WHAT IS ASKED:
Return, unchanged and in order, the lines of the records from the one containing "Detect and localize" through the one containing "187, 458, 412]", including both.
[Begin DATA SHOWN]
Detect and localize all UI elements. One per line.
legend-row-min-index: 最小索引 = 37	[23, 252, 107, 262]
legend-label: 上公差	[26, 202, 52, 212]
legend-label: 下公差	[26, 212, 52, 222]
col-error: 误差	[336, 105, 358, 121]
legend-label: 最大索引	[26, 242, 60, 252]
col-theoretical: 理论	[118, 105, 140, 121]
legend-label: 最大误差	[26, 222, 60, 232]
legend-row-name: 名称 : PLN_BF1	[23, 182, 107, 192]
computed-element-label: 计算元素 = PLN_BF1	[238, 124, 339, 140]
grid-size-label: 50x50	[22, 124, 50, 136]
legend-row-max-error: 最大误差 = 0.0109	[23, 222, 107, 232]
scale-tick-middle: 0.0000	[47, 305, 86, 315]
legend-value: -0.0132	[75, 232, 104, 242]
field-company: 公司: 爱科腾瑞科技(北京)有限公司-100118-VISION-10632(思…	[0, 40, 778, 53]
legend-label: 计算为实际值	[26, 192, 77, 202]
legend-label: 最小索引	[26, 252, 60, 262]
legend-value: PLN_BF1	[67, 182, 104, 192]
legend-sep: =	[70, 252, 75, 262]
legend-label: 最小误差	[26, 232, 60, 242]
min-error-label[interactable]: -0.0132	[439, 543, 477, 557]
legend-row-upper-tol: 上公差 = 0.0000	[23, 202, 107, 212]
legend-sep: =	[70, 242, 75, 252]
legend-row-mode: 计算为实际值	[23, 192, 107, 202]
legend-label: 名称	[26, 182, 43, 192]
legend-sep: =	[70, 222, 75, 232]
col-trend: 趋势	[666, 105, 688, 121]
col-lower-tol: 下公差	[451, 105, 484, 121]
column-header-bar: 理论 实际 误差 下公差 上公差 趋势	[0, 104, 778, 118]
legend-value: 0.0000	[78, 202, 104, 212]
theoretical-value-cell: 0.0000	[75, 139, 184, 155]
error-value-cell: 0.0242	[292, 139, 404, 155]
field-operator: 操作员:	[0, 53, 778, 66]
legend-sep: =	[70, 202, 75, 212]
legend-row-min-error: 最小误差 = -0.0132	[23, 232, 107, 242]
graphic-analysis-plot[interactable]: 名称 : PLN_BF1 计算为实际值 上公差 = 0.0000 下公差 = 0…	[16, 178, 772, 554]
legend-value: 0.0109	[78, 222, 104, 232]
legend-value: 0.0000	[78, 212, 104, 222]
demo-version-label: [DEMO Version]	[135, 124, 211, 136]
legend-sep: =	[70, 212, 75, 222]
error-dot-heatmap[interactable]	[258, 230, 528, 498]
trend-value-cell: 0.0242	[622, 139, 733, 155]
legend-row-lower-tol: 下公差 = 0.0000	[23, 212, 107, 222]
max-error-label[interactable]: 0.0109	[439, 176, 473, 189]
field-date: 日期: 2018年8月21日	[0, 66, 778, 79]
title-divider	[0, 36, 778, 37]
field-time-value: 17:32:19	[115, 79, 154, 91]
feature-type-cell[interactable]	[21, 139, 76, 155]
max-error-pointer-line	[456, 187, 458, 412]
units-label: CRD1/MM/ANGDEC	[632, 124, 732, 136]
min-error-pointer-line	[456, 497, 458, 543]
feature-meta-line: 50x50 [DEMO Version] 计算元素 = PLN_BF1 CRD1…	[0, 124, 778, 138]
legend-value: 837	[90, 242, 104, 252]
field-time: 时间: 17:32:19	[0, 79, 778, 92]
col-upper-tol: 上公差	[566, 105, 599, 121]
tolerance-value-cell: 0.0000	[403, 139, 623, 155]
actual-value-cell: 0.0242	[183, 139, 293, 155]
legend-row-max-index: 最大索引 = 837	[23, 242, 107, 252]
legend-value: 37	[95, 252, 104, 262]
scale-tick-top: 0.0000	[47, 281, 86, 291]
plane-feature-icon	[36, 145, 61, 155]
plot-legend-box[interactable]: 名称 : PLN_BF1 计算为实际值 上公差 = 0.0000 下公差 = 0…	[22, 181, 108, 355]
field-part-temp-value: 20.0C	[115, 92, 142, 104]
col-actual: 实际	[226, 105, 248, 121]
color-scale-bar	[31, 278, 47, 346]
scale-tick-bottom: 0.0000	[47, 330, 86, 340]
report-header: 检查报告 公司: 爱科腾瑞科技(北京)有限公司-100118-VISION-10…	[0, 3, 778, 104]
[End DATA SHOWN]
[Begin DATA SHOWN]
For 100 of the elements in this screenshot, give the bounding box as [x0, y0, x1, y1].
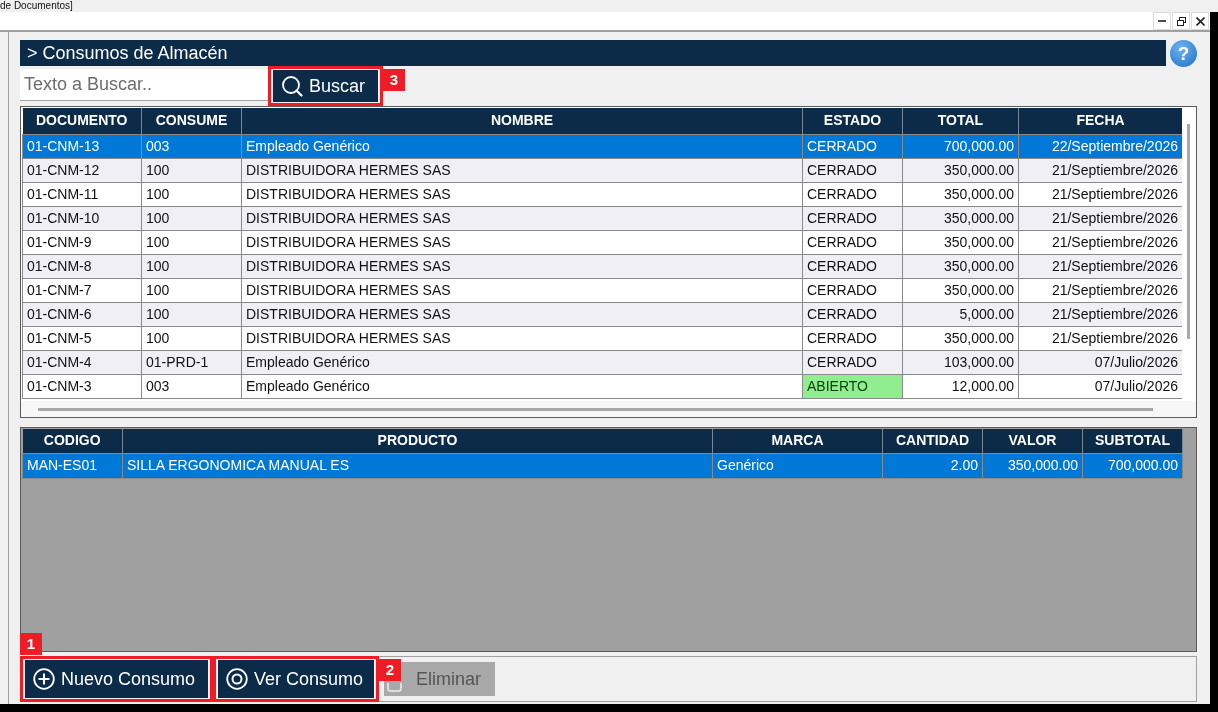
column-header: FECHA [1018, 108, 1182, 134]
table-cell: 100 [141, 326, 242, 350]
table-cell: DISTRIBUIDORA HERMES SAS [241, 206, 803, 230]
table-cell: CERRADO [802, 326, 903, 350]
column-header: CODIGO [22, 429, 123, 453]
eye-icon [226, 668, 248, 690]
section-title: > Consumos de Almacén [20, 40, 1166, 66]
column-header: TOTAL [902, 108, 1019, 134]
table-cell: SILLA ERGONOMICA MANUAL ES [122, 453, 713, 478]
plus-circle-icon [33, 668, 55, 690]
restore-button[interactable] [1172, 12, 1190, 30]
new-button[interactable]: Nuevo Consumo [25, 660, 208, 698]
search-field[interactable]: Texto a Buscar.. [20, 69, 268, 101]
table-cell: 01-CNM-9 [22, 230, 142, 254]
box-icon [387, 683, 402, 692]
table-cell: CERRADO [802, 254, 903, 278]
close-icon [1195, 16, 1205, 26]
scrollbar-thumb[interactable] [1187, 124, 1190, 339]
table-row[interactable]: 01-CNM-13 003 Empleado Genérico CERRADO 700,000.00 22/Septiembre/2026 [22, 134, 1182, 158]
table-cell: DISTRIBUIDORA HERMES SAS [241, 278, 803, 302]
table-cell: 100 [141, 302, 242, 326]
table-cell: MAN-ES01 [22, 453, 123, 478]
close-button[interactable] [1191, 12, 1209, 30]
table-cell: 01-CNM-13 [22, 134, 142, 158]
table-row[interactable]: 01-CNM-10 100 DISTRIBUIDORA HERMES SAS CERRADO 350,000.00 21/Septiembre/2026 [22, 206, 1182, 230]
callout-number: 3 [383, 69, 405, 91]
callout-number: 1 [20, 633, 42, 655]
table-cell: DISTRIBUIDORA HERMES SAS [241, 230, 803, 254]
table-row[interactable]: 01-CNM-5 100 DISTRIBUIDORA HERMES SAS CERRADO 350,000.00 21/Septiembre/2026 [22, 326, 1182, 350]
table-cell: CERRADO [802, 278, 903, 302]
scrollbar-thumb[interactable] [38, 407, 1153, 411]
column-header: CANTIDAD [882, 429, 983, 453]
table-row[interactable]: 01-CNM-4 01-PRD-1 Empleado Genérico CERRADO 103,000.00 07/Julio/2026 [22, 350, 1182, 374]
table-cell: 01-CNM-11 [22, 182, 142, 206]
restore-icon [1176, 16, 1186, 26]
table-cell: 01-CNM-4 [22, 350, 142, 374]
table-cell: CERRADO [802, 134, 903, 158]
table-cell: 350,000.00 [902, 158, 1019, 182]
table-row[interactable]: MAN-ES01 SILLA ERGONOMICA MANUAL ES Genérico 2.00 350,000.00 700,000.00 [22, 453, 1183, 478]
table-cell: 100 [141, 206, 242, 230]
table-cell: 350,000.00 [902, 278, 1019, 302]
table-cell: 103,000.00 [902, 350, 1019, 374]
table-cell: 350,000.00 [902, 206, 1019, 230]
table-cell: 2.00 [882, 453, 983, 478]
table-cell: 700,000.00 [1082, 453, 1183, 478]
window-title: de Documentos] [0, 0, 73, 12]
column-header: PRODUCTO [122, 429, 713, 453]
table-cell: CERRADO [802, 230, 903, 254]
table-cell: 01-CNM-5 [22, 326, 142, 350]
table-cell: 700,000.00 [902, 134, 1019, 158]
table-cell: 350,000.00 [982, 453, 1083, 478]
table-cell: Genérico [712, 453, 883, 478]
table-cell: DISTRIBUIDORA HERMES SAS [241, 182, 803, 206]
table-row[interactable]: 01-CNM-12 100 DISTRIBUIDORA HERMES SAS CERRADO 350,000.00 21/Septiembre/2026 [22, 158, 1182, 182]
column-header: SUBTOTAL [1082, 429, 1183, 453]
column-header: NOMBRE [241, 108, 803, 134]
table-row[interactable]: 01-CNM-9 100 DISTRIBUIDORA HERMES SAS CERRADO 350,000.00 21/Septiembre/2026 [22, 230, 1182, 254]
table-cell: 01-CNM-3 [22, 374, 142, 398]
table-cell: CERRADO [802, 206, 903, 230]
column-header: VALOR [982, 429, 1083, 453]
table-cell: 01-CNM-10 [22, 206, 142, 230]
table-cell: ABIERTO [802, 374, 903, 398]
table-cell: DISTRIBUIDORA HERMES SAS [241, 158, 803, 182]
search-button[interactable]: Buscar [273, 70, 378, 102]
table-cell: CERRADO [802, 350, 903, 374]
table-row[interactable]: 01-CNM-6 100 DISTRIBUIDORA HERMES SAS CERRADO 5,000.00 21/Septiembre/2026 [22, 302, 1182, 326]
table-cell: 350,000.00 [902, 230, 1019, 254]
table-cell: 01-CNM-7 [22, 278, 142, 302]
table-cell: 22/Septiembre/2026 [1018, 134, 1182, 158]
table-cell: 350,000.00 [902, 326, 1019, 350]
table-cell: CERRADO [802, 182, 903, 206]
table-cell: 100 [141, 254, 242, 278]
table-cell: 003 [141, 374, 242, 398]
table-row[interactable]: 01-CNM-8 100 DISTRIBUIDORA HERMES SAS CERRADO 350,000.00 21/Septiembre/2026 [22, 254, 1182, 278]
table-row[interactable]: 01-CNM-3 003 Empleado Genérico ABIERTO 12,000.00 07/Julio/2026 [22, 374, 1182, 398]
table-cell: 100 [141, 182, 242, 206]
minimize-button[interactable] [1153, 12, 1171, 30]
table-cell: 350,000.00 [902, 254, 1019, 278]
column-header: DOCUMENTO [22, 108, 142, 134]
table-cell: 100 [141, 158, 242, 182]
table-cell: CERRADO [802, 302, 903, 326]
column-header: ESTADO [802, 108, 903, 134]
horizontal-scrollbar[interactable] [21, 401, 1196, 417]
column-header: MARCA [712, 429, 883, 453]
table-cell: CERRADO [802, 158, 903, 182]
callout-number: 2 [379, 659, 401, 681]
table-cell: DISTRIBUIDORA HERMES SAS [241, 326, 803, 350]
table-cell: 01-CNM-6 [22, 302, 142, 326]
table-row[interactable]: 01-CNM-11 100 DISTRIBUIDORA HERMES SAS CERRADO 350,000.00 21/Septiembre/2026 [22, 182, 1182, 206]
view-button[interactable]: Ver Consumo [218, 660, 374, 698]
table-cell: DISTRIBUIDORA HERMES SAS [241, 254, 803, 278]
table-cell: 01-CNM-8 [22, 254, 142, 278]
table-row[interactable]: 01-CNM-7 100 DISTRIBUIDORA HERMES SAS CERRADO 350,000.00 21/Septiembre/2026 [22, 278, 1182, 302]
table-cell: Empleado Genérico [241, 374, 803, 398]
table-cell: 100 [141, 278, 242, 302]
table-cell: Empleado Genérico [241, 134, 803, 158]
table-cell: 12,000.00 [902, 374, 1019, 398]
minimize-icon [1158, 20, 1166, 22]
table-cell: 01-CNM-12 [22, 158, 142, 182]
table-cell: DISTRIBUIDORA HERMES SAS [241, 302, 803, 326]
[End DATA SHOWN]
[Begin DATA SHOWN]
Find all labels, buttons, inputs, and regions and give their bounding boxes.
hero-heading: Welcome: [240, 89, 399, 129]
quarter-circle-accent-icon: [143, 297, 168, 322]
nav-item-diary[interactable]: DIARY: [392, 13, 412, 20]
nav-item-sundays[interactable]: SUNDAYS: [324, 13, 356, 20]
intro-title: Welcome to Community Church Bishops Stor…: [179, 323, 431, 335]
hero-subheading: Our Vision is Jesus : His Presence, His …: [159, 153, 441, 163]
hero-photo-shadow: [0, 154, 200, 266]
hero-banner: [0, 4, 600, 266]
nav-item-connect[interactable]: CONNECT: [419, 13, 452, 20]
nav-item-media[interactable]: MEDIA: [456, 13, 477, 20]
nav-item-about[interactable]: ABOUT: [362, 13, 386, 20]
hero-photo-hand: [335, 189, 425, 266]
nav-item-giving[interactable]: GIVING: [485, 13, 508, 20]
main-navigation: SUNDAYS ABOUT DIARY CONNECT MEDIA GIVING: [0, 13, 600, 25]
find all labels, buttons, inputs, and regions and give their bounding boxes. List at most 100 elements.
[End DATA SHOWN]
ANSWER TO THE PROBLEM:
Detect and localize all UI elements. One per line.
legend-row-min-index: 最小索引 = 37	[23, 252, 107, 262]
legend-label: 上公差	[26, 202, 52, 212]
legend-label: 下公差	[26, 212, 52, 222]
col-error: 误差	[336, 105, 358, 121]
legend-label: 最大索引	[26, 242, 60, 252]
col-theoretical: 理论	[118, 105, 140, 121]
legend-label: 最大误差	[26, 222, 60, 232]
legend-row-name: 名称 : PLN_BF1	[23, 182, 107, 192]
computed-element-label: 计算元素 = PLN_BF1	[238, 124, 339, 140]
grid-size-label: 50x50	[22, 124, 50, 136]
legend-row-max-error: 最大误差 = 0.0109	[23, 222, 107, 232]
scale-tick-middle: 0.0000	[47, 305, 86, 315]
legend-value: -0.0132	[75, 232, 104, 242]
field-company: 公司: 爱科腾瑞科技(北京)有限公司-100118-VISION-10632(思…	[0, 40, 778, 53]
legend-label: 计算为实际值	[26, 192, 77, 202]
legend-label: 最小索引	[26, 252, 60, 262]
legend-value: PLN_BF1	[67, 182, 104, 192]
legend-sep: =	[70, 252, 75, 262]
legend-label: 最小误差	[26, 232, 60, 242]
min-error-label[interactable]: -0.0132	[439, 543, 477, 557]
legend-row-upper-tol: 上公差 = 0.0000	[23, 202, 107, 212]
legend-sep: =	[70, 242, 75, 252]
legend-row-mode: 计算为实际值	[23, 192, 107, 202]
legend-label: 名称	[26, 182, 43, 192]
legend-sep: =	[70, 222, 75, 232]
col-trend: 趋势	[666, 105, 688, 121]
col-lower-tol: 下公差	[451, 105, 484, 121]
column-header-bar: 理论 实际 误差 下公差 上公差 趋势	[0, 104, 778, 118]
legend-value: 0.0000	[78, 202, 104, 212]
theoretical-value-cell: 0.0000	[75, 139, 184, 155]
error-value-cell: 0.0242	[292, 139, 404, 155]
field-operator: 操作员:	[0, 53, 778, 66]
legend-sep: =	[70, 202, 75, 212]
legend-row-min-error: 最小误差 = -0.0132	[23, 232, 107, 242]
graphic-analysis-plot[interactable]: 名称 : PLN_BF1 计算为实际值 上公差 = 0.0000 下公差 = 0…	[16, 178, 772, 554]
legend-value: 0.0109	[78, 222, 104, 232]
legend-value: 0.0000	[78, 212, 104, 222]
demo-version-label: [DEMO Version]	[135, 124, 211, 136]
legend-sep: =	[70, 212, 75, 222]
error-dot-heatmap[interactable]	[258, 230, 528, 498]
trend-value-cell: 0.0242	[622, 139, 733, 155]
legend-row-lower-tol: 下公差 = 0.0000	[23, 212, 107, 222]
max-error-label[interactable]: 0.0109	[439, 176, 473, 189]
field-date: 日期: 2018年8月21日	[0, 66, 778, 79]
title-divider	[0, 36, 778, 37]
field-time-value: 17:32:19	[115, 79, 154, 91]
feature-type-cell[interactable]	[21, 139, 76, 155]
max-error-pointer-line	[456, 187, 458, 412]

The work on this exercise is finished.